> [Directive] Reproduce the entries exactly.

# START OF Provided data

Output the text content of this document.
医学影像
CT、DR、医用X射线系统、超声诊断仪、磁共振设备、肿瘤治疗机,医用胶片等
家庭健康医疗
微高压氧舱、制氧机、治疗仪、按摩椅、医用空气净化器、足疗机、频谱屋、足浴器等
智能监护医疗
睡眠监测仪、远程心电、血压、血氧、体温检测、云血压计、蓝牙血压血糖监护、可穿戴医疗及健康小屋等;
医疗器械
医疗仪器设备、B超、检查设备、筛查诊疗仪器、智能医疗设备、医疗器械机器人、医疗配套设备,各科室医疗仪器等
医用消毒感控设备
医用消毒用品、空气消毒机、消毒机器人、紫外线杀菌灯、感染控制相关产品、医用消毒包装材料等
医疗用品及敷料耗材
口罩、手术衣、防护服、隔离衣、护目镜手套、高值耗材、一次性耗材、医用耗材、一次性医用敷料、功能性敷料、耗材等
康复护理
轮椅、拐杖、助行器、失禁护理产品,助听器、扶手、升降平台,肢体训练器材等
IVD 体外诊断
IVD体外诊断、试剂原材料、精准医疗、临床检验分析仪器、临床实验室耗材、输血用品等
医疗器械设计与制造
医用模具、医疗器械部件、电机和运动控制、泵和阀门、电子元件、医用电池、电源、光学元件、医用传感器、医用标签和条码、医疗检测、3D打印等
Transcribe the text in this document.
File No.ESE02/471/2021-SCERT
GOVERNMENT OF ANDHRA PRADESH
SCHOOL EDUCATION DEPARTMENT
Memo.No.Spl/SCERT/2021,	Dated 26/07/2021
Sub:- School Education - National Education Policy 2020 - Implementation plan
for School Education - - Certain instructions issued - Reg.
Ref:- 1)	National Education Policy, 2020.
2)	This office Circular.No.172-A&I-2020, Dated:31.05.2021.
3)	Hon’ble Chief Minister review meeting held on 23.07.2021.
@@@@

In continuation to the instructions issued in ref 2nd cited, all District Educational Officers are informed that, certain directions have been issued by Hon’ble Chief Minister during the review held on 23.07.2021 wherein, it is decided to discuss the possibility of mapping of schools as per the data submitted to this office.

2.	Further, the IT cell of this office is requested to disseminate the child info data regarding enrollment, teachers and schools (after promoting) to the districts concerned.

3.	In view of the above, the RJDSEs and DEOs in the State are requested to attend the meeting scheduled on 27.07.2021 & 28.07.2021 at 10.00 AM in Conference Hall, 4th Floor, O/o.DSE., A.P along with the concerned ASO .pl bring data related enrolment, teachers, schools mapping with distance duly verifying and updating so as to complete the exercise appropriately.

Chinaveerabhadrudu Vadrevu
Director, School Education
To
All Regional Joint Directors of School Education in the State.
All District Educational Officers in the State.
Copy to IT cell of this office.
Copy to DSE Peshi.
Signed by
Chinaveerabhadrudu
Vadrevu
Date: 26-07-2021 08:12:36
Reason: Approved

# END OF Provided data

> [Task answer]
Output the text content of this document.
医学影像
CT、DR、医用X射线系统、超声诊断仪、磁共振设备、肿瘤治疗机,医用胶片等
家庭健康医疗
微高压氧舱、制氧机、治疗仪、按摩椅、医用空气净化器、足疗机、频谱屋、足浴器等
智能监护医疗
睡眠监测仪、远程心电、血压、血氧、体温检测、云血压计、蓝牙血压血糖监护、可穿戴医疗及健康小屋等;
医疗器械
医疗仪器设备、B超、检查设备、筛查诊疗仪器、智能医疗设备、医疗器械机器人、医疗配套设备,各科室医疗仪器等
医用消毒感控设备
医用消毒用品、空气消毒机、消毒机器人、紫外线杀菌灯、感染控制相关产品、医用消毒包装材料等
医疗用品及敷料耗材
口罩、手术衣、防护服、隔离衣、护目镜手套、高值耗材、一次性耗材、医用耗材、一次性医用敷料、功能性敷料、耗材等
康复护理
轮椅、拐杖、助行器、失禁护理产品,助听器、扶手、升降平台,肢体训练器材等
IVD 体外诊断
IVD体外诊断、试剂原材料、精准医疗、临床检验分析仪器、临床实验室耗材、输血用品等
医疗器械设计与制造
医用模具、医疗器械部件、电机和运动控制、泵和阀门、电子元件、医用电池、电源、光学元件、医用传感器、医用标签和条码、医疗检测、3D打印等
Transcribe the text in this document.
File No.ESE02/471/2021-SCERT
GOVERNMENT OF ANDHRA PRADESH
SCHOOL EDUCATION DEPARTMENT
Memo.No.Spl/SCERT/2021,	Dated 26/07/2021
Sub:- School Education - National Education Policy 2020 - Implementation plan
for School Education - - Certain instructions issued - Reg.
Ref:- 1)	National Education Policy, 2020.
2)	This office Circular.No.172-A&I-2020, Dated:31.05.2021.
3)	Hon’ble Chief Minister review meeting held on 23.07.2021.
@@@@

In continuation to the instructions issued in ref 2nd cited, all District Educational Officers are informed that, certain directions have been issued by Hon’ble Chief Minister during the review held on 23.07.2021 wherein, it is decided to discuss the possibility of mapping of schools as per the data submitted to this office.

2.	Further, the IT cell of this office is requested to disseminate the child info data regarding enrollment, teachers and schools (after promoting) to the districts concerned.

3.	In view of the above, the RJDSEs and DEOs in the State are requested to attend the meeting scheduled on 27.07.2021 & 28.07.2021 at 10.00 AM in Conference Hall, 4th Floor, O/o.DSE., A.P along with the concerned ASO .pl bring data related enrolment, teachers, schools mapping with distance duly verifying and updating so as to complete the exercise appropriately.

Chinaveerabhadrudu Vadrevu
Director, School Education
To
All Regional Joint Directors of School Education in the State.
All District Educational Officers in the State.
Copy to IT cell of this office.
Copy to DSE Peshi.
Signed by
Chinaveerabhadrudu
Vadrevu
Date: 26-07-2021 08:12:36
Reason: Approved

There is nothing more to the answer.